Copy each line that contains the string "JSON".
----------
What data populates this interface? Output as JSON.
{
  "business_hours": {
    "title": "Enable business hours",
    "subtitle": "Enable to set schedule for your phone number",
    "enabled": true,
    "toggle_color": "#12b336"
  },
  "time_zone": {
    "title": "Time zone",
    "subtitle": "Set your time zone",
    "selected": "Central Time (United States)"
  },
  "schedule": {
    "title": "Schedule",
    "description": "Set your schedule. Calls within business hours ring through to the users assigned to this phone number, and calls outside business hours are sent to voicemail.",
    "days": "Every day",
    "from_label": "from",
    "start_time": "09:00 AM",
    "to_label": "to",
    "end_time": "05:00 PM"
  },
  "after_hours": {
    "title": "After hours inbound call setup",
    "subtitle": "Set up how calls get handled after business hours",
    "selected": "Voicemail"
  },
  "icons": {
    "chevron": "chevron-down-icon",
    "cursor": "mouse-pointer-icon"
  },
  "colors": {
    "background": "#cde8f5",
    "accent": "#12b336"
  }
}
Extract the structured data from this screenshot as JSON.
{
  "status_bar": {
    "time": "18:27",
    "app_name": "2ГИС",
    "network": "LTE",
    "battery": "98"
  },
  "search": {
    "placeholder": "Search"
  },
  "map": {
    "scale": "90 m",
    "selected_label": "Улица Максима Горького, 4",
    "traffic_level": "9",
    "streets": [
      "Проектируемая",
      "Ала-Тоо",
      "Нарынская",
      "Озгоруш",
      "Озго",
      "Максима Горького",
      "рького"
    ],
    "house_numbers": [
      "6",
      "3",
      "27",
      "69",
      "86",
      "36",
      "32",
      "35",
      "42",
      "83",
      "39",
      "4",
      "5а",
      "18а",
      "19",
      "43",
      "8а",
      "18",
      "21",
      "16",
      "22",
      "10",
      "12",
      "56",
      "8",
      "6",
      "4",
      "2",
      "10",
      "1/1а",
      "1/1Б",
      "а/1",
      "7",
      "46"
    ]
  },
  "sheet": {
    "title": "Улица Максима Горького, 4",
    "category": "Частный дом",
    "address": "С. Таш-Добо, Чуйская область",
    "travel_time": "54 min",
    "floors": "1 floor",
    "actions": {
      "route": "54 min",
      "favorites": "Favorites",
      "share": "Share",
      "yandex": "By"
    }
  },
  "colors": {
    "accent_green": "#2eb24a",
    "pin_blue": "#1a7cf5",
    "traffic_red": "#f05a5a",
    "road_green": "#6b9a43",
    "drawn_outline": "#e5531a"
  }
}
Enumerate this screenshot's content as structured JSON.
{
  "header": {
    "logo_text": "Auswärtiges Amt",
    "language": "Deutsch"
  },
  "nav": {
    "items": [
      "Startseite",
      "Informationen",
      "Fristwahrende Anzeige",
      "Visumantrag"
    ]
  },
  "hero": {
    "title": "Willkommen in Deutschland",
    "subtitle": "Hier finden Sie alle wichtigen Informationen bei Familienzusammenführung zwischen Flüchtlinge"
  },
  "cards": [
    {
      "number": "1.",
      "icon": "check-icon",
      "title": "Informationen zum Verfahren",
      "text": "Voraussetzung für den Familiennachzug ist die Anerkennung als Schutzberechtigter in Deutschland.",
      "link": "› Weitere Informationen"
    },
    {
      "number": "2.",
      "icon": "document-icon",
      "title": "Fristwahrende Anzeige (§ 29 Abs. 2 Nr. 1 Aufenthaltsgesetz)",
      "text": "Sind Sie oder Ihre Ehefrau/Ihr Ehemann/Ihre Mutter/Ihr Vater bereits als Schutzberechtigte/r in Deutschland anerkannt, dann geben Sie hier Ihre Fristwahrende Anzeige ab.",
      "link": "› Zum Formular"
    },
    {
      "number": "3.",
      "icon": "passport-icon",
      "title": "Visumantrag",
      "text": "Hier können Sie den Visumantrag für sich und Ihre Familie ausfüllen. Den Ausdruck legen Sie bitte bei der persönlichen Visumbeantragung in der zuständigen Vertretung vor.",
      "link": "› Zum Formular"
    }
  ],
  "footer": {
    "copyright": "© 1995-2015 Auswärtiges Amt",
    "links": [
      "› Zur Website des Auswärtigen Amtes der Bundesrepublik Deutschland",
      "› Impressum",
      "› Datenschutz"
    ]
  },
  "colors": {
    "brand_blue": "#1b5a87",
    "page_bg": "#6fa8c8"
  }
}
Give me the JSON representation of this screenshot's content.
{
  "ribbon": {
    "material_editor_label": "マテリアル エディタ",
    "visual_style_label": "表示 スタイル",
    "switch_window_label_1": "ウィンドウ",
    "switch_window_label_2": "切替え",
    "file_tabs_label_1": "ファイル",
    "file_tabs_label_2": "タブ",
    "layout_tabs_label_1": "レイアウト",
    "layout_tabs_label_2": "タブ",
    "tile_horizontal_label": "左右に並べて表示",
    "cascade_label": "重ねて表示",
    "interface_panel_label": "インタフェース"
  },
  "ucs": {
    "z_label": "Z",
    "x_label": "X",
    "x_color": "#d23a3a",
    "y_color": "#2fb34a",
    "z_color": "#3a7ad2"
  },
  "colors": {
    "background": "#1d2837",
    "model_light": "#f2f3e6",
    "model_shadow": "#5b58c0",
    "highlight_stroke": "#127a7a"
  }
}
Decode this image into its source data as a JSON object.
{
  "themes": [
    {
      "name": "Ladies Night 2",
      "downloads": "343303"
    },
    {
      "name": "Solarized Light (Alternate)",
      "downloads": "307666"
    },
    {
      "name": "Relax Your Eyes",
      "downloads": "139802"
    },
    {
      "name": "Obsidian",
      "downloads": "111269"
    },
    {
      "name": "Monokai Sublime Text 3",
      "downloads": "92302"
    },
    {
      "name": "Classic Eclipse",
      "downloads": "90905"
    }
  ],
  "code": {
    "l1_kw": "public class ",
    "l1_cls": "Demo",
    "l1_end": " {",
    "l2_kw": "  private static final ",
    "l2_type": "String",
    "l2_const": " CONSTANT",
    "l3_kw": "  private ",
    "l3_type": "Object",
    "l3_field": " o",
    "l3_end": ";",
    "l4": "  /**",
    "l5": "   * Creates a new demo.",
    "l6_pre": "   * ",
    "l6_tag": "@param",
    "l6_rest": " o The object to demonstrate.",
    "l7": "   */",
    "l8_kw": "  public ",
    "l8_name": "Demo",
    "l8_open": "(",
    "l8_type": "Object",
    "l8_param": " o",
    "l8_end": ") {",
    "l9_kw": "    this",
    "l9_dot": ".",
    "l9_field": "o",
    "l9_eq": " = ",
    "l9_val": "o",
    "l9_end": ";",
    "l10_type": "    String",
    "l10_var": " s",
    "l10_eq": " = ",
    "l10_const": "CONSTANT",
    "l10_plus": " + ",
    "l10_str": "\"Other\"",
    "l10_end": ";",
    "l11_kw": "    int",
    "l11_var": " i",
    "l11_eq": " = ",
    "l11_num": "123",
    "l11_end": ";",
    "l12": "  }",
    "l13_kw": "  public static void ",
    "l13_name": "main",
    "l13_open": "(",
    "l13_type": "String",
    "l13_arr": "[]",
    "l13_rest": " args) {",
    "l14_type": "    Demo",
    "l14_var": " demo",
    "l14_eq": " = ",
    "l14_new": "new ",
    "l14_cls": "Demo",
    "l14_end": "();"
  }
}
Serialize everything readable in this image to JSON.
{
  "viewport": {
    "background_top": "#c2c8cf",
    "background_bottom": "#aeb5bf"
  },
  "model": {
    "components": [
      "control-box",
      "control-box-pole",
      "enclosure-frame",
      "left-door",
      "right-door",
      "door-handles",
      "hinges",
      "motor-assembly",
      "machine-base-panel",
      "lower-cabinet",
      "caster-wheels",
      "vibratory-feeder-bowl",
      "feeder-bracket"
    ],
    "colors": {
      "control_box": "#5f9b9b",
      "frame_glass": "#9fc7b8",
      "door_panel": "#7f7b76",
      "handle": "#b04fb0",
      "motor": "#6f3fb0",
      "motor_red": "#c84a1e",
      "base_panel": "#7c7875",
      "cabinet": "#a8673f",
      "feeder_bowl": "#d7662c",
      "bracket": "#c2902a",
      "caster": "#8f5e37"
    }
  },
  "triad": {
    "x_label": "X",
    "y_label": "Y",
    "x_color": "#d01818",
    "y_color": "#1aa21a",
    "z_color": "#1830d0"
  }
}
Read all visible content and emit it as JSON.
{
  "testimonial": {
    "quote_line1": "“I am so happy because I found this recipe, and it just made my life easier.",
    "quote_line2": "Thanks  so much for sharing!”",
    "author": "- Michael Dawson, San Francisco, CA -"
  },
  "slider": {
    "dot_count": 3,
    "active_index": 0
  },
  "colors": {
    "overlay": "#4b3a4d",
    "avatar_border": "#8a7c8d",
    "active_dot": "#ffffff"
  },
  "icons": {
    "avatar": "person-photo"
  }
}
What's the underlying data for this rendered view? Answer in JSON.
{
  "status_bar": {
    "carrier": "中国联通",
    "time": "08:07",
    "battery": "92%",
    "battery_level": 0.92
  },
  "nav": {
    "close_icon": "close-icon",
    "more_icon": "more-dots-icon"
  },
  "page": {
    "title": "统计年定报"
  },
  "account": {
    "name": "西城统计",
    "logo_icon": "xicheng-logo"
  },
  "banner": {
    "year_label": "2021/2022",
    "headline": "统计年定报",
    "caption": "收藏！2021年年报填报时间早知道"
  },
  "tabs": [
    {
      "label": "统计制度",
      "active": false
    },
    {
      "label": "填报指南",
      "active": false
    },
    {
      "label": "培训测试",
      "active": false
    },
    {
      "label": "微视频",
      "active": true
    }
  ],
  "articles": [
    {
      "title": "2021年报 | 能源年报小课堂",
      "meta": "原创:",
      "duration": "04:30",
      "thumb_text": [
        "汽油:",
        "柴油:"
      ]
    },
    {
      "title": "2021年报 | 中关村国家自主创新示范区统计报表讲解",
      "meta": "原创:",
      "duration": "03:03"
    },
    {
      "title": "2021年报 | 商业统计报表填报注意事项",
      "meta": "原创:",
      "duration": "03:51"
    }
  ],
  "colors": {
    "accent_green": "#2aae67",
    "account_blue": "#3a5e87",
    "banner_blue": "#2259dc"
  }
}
----------
> _ANSWER FOR THIS EXERCISE_:
What data populates this interface? Output as JSON.
Extract the structured data from this screenshot as JSON.
Enumerate this screenshot's content as structured JSON.
Give me the JSON representation of this screenshot's content.
Decode this image into its source data as a JSON object.
Serialize everything readable in this image to JSON.
Read all visible content and emit it as JSON.
What's the underlying data for this rendered view? Answer in JSON.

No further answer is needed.